● Job
Spot every line with the word "miles" and return it.

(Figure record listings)

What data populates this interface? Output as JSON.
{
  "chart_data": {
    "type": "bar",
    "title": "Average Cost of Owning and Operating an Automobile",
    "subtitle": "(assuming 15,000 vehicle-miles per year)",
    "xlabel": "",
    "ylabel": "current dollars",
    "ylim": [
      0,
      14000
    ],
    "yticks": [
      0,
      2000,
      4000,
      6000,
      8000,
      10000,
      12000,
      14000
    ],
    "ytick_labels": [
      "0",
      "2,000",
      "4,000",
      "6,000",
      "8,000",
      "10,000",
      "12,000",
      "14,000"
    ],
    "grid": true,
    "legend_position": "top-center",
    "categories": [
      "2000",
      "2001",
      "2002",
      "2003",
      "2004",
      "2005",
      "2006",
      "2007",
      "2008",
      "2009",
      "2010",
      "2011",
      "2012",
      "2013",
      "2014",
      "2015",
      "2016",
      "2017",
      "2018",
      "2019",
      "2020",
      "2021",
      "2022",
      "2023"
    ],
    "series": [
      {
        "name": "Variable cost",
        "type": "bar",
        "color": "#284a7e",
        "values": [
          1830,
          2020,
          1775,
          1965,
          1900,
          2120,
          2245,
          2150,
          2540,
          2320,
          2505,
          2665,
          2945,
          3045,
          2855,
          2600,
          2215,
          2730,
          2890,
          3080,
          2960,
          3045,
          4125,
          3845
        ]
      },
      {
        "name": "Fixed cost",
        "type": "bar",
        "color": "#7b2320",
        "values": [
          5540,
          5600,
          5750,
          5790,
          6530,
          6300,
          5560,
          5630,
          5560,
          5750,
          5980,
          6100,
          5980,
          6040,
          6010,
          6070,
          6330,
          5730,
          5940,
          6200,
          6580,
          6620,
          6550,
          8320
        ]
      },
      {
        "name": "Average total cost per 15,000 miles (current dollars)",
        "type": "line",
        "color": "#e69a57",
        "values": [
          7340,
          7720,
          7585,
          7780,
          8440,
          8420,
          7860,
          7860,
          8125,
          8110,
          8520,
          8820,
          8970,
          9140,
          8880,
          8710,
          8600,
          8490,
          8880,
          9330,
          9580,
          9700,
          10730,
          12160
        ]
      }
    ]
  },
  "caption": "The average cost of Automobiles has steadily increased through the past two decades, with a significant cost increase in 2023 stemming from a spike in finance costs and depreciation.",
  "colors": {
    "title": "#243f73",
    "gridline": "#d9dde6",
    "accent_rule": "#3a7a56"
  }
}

● Exercise response
    "subtitle": "(assuming 15,000 vehicle-miles per year)",
        "name": "Average total cost per 15,000 miles (current dollars)",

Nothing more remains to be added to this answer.